Short problem = What is the number of lines containing the word "name"? Please answer with that number and nothing more.

Dataset records =
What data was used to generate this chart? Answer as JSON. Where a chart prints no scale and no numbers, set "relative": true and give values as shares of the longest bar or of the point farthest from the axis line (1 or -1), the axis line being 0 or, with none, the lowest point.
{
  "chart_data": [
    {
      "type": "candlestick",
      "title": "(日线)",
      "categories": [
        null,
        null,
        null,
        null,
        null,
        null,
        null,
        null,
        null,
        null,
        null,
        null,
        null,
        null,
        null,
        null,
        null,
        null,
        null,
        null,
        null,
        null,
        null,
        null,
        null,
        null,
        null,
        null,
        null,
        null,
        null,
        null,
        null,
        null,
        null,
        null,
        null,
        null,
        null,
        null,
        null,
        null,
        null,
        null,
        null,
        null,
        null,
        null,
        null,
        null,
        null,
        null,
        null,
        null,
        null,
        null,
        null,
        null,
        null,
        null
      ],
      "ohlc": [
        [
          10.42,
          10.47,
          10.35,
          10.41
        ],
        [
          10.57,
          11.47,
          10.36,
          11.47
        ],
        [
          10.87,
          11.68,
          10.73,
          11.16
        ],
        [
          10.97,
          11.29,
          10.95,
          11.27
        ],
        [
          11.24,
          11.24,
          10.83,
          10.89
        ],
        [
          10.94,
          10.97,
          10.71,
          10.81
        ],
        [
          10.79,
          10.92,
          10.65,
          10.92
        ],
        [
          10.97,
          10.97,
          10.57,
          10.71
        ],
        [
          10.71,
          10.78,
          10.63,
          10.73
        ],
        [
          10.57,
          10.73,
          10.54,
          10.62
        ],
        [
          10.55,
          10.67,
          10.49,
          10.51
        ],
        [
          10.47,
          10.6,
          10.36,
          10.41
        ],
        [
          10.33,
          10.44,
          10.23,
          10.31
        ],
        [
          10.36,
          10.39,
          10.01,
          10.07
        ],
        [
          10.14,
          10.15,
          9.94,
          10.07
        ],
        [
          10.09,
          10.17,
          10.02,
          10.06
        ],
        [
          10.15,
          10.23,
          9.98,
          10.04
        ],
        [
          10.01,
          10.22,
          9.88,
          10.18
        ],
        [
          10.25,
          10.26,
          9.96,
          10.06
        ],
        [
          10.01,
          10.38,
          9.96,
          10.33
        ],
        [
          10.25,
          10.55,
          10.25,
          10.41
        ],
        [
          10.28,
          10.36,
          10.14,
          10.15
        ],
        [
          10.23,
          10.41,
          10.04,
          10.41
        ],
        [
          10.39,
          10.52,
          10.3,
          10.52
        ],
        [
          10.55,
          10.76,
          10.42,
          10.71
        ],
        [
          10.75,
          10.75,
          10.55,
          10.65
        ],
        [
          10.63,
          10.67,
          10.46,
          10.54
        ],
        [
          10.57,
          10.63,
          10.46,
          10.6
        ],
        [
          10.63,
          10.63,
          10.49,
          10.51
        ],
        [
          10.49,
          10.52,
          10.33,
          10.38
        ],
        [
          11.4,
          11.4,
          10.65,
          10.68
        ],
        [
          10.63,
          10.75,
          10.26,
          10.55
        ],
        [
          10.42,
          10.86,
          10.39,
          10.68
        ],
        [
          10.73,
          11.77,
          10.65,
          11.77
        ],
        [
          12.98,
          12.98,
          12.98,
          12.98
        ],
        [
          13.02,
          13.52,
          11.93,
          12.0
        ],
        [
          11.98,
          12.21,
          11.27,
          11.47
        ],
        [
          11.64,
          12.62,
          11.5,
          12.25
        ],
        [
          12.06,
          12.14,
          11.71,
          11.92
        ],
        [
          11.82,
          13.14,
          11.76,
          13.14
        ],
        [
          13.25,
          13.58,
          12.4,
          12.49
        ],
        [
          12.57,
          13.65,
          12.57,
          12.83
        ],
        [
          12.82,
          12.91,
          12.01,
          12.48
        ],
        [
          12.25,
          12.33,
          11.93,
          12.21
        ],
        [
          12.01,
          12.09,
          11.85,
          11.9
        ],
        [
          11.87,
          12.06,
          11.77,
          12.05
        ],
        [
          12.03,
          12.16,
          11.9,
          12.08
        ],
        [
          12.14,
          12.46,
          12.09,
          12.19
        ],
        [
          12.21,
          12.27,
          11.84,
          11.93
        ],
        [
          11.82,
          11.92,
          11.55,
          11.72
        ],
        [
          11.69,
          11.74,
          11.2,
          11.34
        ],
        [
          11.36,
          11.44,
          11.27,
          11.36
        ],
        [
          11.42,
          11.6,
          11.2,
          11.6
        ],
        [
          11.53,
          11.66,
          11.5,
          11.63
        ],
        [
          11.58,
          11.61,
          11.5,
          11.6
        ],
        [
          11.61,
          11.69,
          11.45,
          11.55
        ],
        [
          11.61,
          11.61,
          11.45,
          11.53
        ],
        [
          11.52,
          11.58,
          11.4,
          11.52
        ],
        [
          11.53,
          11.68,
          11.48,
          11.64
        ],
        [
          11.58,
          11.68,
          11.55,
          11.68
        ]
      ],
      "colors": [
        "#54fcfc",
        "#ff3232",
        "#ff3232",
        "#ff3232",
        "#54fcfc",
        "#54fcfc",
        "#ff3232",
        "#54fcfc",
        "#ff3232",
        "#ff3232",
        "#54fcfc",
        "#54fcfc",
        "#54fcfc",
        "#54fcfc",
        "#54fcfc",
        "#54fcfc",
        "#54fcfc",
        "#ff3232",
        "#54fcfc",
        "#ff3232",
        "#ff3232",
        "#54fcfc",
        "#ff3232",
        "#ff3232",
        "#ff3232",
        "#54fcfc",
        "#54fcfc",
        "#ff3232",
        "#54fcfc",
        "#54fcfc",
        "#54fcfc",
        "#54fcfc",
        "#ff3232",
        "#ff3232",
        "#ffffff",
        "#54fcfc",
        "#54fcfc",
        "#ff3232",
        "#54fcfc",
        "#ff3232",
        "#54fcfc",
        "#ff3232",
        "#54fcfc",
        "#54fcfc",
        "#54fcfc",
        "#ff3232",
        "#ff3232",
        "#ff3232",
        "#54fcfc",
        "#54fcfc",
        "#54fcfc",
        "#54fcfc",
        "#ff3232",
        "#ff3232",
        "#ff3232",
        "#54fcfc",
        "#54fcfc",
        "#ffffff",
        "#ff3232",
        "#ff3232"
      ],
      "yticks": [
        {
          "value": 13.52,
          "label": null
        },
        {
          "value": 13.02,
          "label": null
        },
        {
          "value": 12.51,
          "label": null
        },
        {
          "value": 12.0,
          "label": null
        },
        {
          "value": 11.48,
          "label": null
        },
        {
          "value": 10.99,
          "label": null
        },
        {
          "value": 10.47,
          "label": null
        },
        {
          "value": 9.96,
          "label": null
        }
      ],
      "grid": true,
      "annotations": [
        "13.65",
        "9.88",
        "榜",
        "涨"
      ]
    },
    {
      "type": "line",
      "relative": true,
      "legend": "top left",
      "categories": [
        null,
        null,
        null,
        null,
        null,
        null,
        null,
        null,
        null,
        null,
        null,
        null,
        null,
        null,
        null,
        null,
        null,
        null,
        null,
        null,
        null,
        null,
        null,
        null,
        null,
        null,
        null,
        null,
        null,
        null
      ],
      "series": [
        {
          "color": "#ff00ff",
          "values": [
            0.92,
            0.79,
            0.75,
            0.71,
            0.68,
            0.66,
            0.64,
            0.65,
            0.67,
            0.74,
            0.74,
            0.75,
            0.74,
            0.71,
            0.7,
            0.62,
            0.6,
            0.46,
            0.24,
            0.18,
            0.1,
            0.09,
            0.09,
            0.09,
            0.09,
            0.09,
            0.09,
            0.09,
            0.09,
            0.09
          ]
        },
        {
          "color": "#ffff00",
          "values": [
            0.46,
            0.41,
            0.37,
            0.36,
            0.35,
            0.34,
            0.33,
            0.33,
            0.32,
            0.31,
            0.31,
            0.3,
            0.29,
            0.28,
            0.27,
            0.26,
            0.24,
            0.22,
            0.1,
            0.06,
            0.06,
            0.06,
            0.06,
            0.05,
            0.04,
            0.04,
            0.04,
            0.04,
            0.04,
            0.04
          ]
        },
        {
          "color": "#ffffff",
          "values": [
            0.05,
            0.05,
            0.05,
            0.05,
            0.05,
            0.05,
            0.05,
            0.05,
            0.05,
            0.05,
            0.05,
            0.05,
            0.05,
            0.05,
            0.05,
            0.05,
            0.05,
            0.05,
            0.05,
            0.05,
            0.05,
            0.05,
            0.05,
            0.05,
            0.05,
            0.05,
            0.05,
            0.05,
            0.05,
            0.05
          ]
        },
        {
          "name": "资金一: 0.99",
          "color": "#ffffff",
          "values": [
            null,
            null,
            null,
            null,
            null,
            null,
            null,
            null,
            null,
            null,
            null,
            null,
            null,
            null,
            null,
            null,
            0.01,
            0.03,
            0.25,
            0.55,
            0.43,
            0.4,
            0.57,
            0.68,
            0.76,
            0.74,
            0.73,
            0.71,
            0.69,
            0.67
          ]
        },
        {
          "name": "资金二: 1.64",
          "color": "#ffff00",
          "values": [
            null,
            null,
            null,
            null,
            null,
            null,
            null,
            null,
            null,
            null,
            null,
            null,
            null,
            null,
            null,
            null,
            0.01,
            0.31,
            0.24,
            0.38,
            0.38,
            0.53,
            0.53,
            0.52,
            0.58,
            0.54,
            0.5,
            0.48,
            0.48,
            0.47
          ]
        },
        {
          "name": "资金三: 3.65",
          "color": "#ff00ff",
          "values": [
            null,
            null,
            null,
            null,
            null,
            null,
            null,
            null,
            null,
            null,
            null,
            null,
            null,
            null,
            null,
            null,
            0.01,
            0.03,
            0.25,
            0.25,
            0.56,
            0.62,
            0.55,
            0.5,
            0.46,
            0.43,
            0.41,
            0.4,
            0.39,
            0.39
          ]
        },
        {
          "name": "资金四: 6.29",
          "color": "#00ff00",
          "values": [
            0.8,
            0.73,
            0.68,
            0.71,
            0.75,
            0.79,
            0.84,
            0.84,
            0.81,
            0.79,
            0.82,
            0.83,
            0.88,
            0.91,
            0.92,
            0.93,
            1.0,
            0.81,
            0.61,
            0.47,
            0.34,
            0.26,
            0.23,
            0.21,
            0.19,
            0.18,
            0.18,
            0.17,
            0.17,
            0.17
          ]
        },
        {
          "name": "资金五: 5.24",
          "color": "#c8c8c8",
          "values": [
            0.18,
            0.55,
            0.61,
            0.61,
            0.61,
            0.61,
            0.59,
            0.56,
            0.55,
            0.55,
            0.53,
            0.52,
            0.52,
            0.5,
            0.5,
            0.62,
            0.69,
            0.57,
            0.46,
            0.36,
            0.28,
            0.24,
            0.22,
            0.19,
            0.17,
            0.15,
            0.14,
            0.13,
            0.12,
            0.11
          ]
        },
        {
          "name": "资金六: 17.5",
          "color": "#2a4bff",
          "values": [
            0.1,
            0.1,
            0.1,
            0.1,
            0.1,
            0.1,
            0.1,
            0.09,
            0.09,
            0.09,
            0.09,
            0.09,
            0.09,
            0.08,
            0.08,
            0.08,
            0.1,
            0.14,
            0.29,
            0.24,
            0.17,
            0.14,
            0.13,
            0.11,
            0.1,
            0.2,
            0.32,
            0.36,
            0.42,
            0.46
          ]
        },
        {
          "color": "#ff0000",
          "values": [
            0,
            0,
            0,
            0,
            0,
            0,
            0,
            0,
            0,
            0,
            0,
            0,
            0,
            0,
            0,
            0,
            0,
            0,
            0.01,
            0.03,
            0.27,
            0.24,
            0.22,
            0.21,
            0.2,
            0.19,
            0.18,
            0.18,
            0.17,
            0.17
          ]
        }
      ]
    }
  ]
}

Solution to this task = 6